Brief. Below this task are records; return each one exactly and omit its images.

Stored dataset items.
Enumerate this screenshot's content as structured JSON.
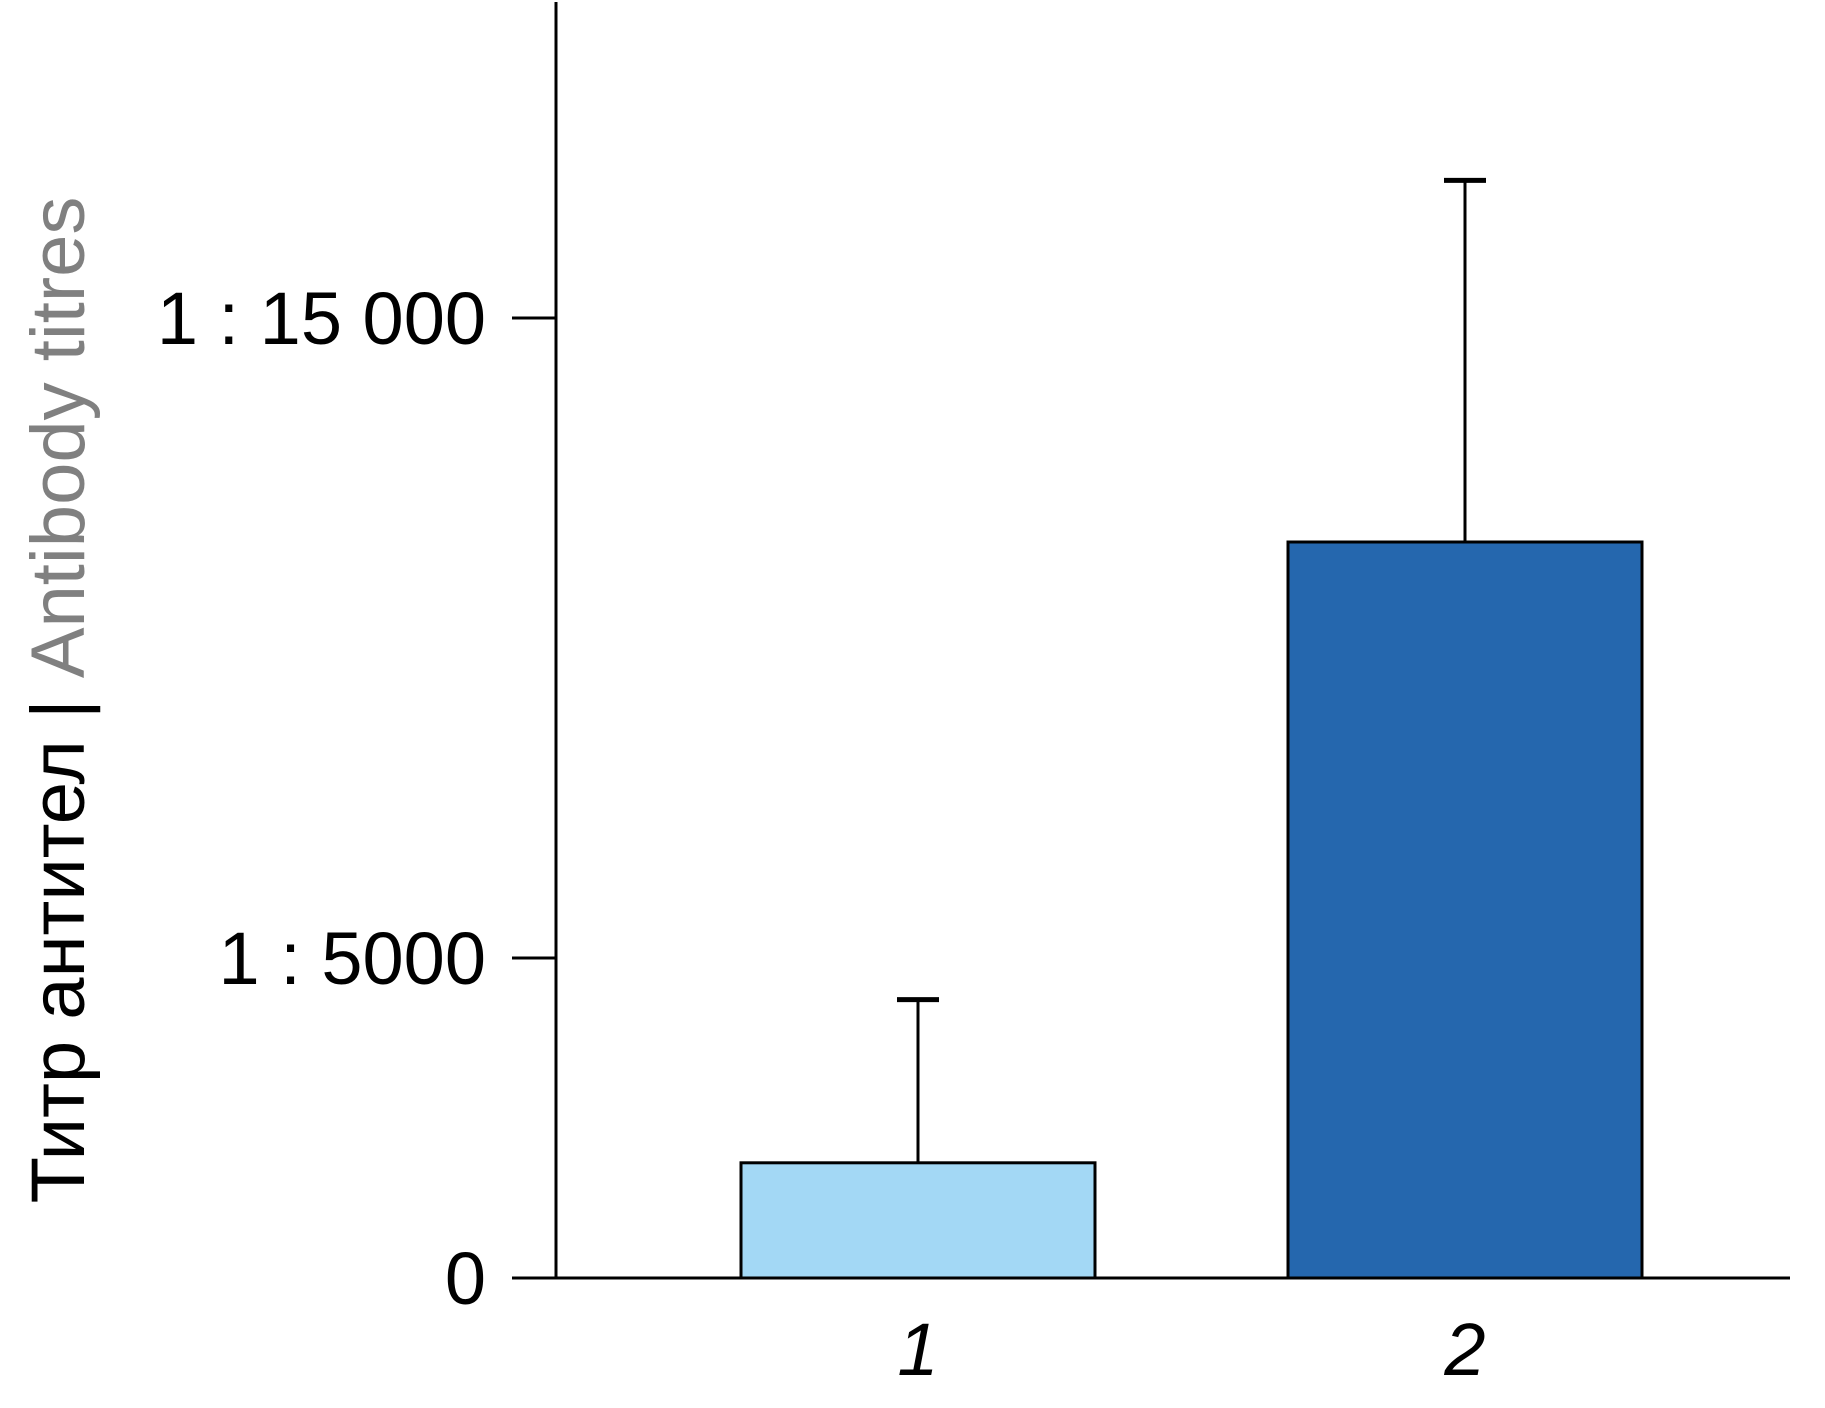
{
  "chart_data": {
    "type": "bar",
    "categories": [
      "1",
      "2"
    ],
    "values": [
      1800,
      11500
    ],
    "error_upper": [
      4350,
      17150
    ],
    "ylim": [
      0,
      20000
    ],
    "yticks": [
      {
        "value": 0,
        "label": "0"
      },
      {
        "value": 5000,
        "label": "1 : 5000"
      },
      {
        "value": 15000,
        "label": "1 : 15 000"
      }
    ],
    "ylabel": {
      "primary": "Титр антител",
      "separator": " | ",
      "secondary": "Antibody titres"
    },
    "xlabel": "",
    "title": "",
    "grid": false,
    "colors": {
      "bars": [
        "#a3d8f5",
        "#2567ae"
      ],
      "axis": "#000000",
      "ylabel_primary": "#000000",
      "ylabel_secondary": "#808080"
    }
  }
}
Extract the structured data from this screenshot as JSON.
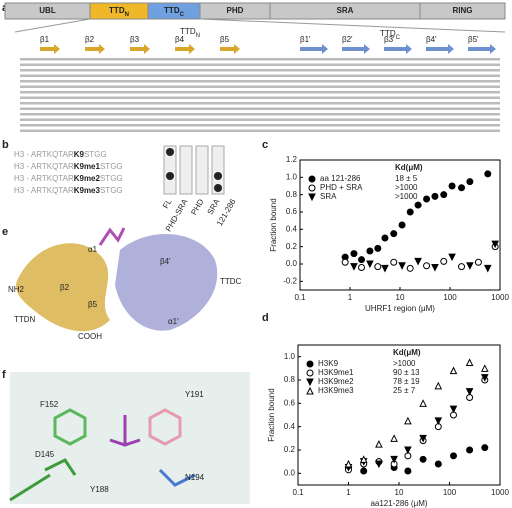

Expected answer.
Enumerate this screenshot's content as structured JSON.
{
  "chart_data": {
    "type": "bar",
    "categories": [
      "1",
      "2"
    ],
    "values": [
      1800,
      11500
    ],
    "error_upper": [
      4350,
      17150
    ],
    "ylim": [
      0,
      20000
    ],
    "yticks": [
      {
        "value": 0,
        "label": "0"
      },
      {
        "value": 5000,
        "label": "1 : 5000"
      },
      {
        "value": 15000,
        "label": "1 : 15 000"
      }
    ],
    "ylabel": {
      "primary": "Титр антител",
      "separator": " | ",
      "secondary": "Antibody titres"
    },
    "xlabel": "",
    "title": "",
    "grid": false,
    "colors": {
      "bars": [
        "#a3d8f5",
        "#2567ae"
      ],
      "axis": "#000000",
      "ylabel_primary": "#000000",
      "ylabel_secondary": "#808080"
    }
  }
}
Extract the structured data from this screenshot as JSON.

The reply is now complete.